──────── Dataset rows
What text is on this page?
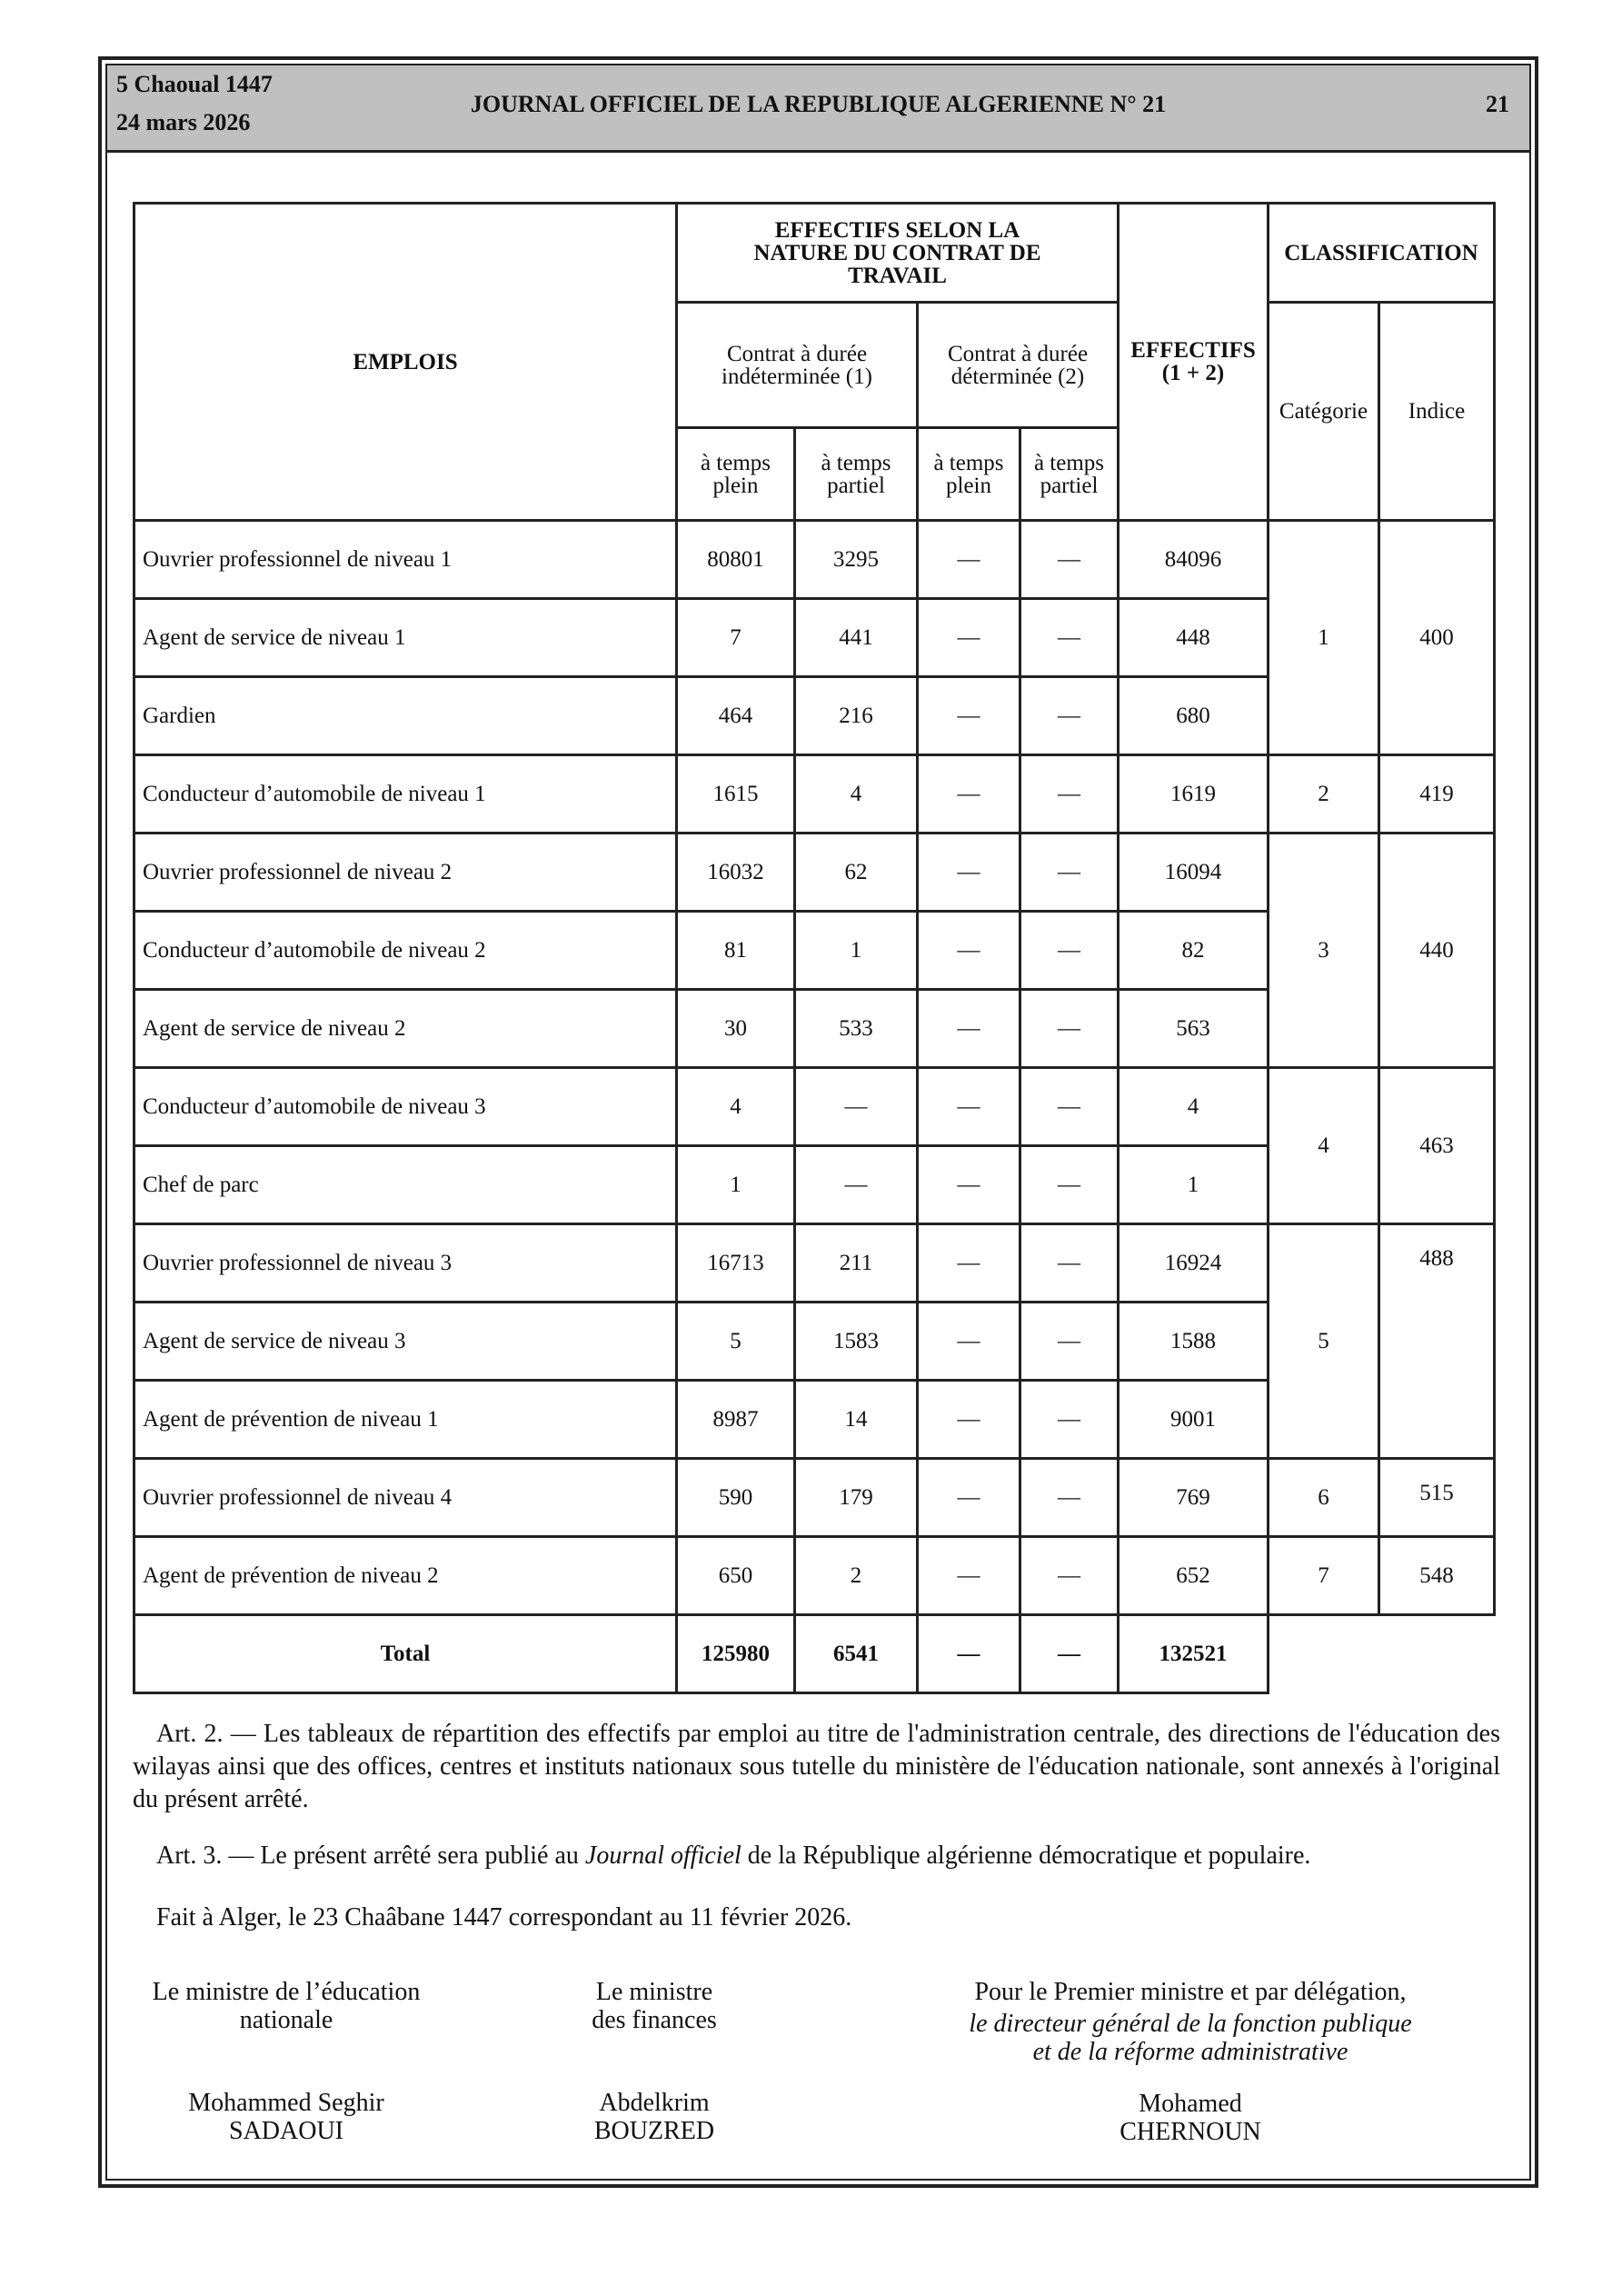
5 Chaoual 1447
24 mars 2026
JOURNAL OFFICIEL DE LA REPUBLIQUE ALGERIENNE N° 21	21
EMPLOIS	EFFECTIFS SELON LA NATURE DU CONTRAT DE TRAVAIL				EFFECTIFS (1 + 2)	CLASSIFICATION	
	Contrat à durée indéterminée (1)		Contrat à durée déterminée (2)			Catégorie	Indice
	à temps plein	à temps partiel	à temps plein	à temps partiel			
Ouvrier professionnel de niveau 1	80801	3295	—	—	84096	1	400
Agent de service de niveau 1	7	441	—	—	448		
Gardien	464	216	—	—	680		
Conducteur d’automobile de niveau 1	1615	4	—	—	1619	2	419
Ouvrier professionnel de niveau 2	16032	62	—	—	16094	3	440
Conducteur d’automobile de niveau 2	81	1	—	—	82		
Agent de service de niveau 2	30	533	—	—	563		
Conducteur d’automobile de niveau 3	4	—	—	—	4	4	463
Chef de parc	1	—	—	—	1		
Ouvrier professionnel de niveau 3	16713	211	—	—	16924	5	488
Agent de service de niveau 3	5	1583	—	—	1588		
Agent de prévention de niveau 1	8987	14	—	—	9001		
Ouvrier professionnel de niveau 4	590	179	—	—	769	6	515
Agent de prévention de niveau 2	650	2	—	—	652	7	548
Total	125980	6541	—	—	132521		
Art. 2. — Les tableaux de répartition des effectifs par emploi au titre de l'administration centrale, des directions de l'éducation des wilayas ainsi que des offices, centres et instituts nationaux sous tutelle du ministère de l'éducation nationale, sont annexés à l'original du présent arrêté.
Art. 3. — Le présent arrêté sera publié au Journal officiel de la République algérienne démocratique et populaire.
Fait à Alger, le 23 Chaâbane 1447 correspondant au 11 février 2026.
Le ministre de l’éducation
nationale
Mohammed Seghir
SADAOUI
Le ministre
des finances
Abdelkrim
BOUZRED
Pour le Premier ministre et par délégation,
le directeur général de la fonction publique
et de la réforme administrative
Mohamed
CHERNOUN
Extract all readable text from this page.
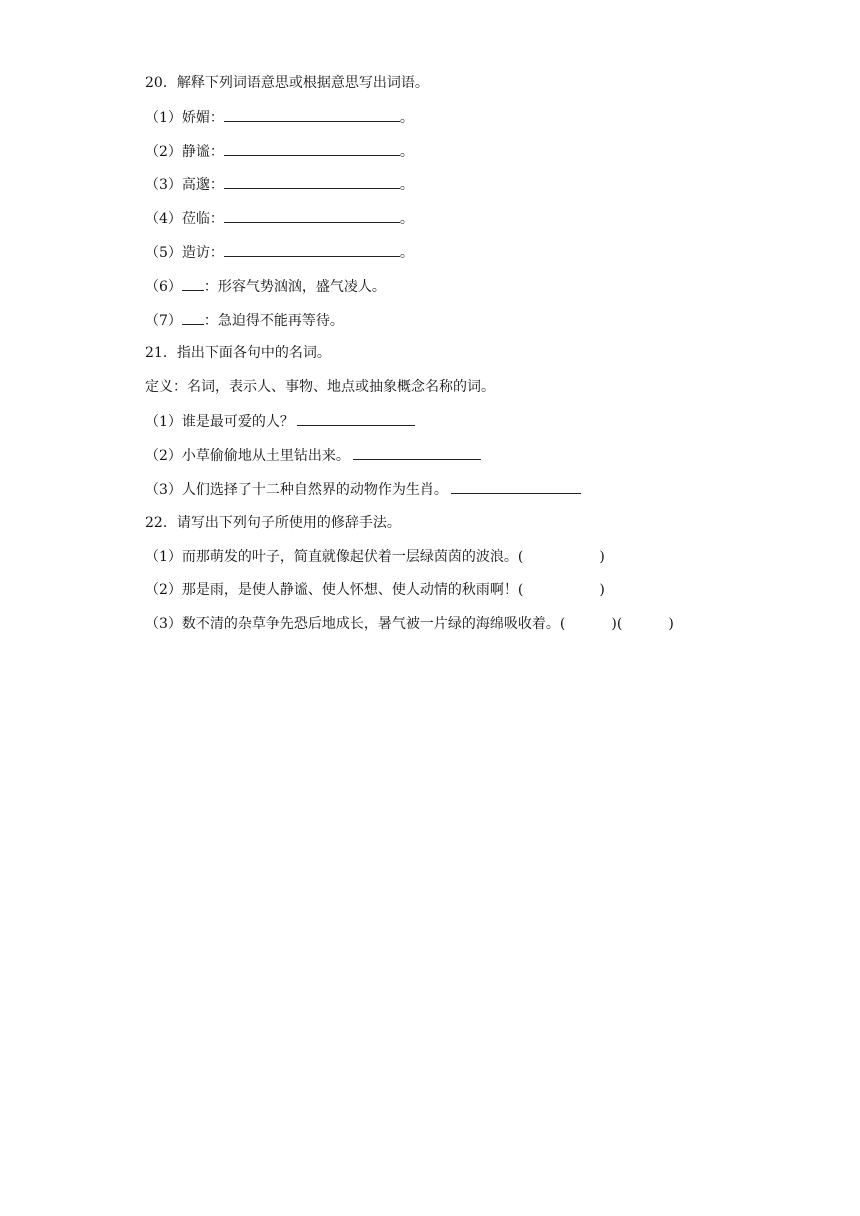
20．解释下列词语意思或根据意思写出词语。
（1）娇媚：	。
（2）静谧：	。
（3）高邈：	。
（4）莅临：	。
（5）造访：	。
（6） ：形容气势汹汹，盛气凌人。
（7） ：急迫得不能再等待。
21．指出下面各句中的名词。
定义：名词，表示人、事物、地点或抽象概念名称的词。
（1）谁是最可爱的人？
（2）小草偷偷地从土里钻出来。
（3）人们选择了十二种自然界的动物作为生肖。
22．请写出下列句子所使用的修辞手法。
（1）而那萌发的叶子，简直就像起伏着一层绿茵茵的波浪。(	)
（2）那是雨，是使人静谧、使人怀想、使人动情的秋雨啊！(	)
（3）数不清的杂草争先恐后地成长，暑气被一片绿的海绵吸收着。(	)(	)
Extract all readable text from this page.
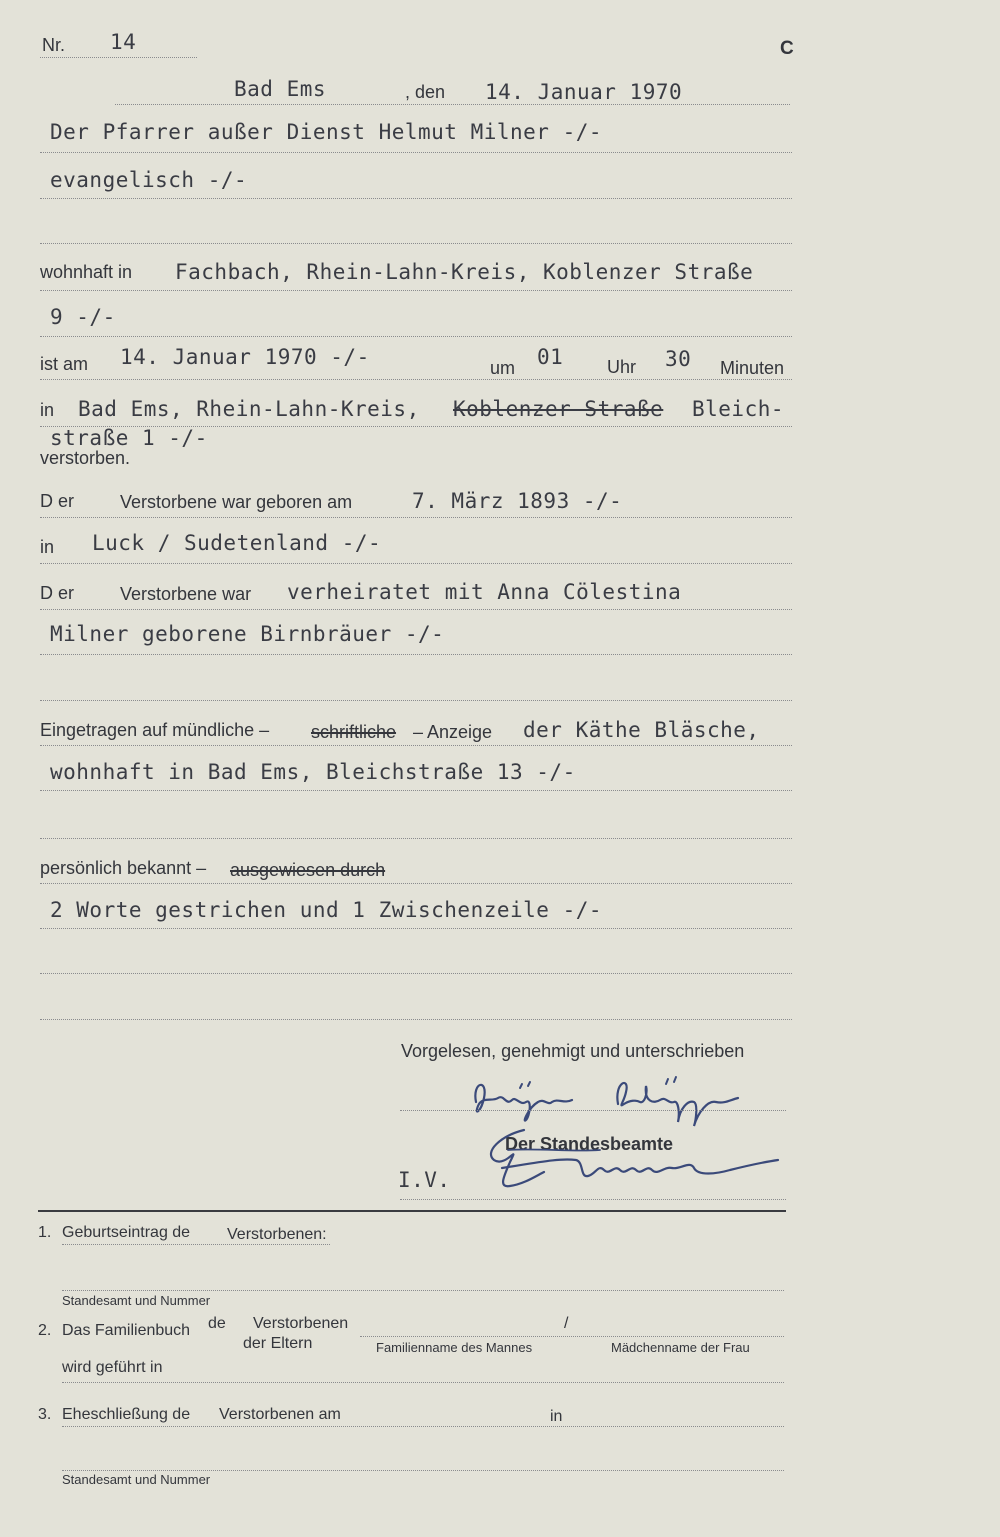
Nr. 14	C
Bad Ems	, den 14. Januar 1970
Der Pfarrer außer Dienst Helmut Milner -/-
evangelisch -/-
wohnhaft in Fachbach, Rhein-Lahn-Kreis, Koblenzer Straße
9 -/-
ist am 14. Januar 1970 -/-	um 01 Uhr 30 Minuten
in Bad Ems, Rhein-Lahn-Kreis, Koblenzer-Straße Bleich-
straße 1 -/-
verstorben.
D er	Verstorbene war geboren am	7. März 1893 -/-
in Luck / Sudetenland -/-
D er	Verstorbene war verheiratet mit Anna Cölestina
Milner geborene Birnbräuer -/-
Eingetragen auf mündliche – schriftliche – Anzeige der Käthe Bläsche,
wohnhaft in Bad Ems, Bleichstraße 13 -/-
persönlich bekannt – ausgewiesen durch
2 Worte gestrichen und 1 Zwischenzeile -/-
Vorgelesen, genehmigt und unterschrieben
Der Standesbeamte
I.V.
1. Geburtseintrag de Verstorbenen:
Standesamt und Nummer
2. Das Familienbuch de Verstorbenen
der Eltern
/
Familienname des Mannes	Mädchenname der Frau
wird geführt in
3. Eheschließung de Verstorbenen am	in
Standesamt und Nummer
────────────────
Pull every line containing "Verstorbenen" out of the records.

1. Geburtseintrag de Verstorbenen:
2. Das Familienbuch de Verstorbenen
3. Eheschließung de Verstorbenen am	in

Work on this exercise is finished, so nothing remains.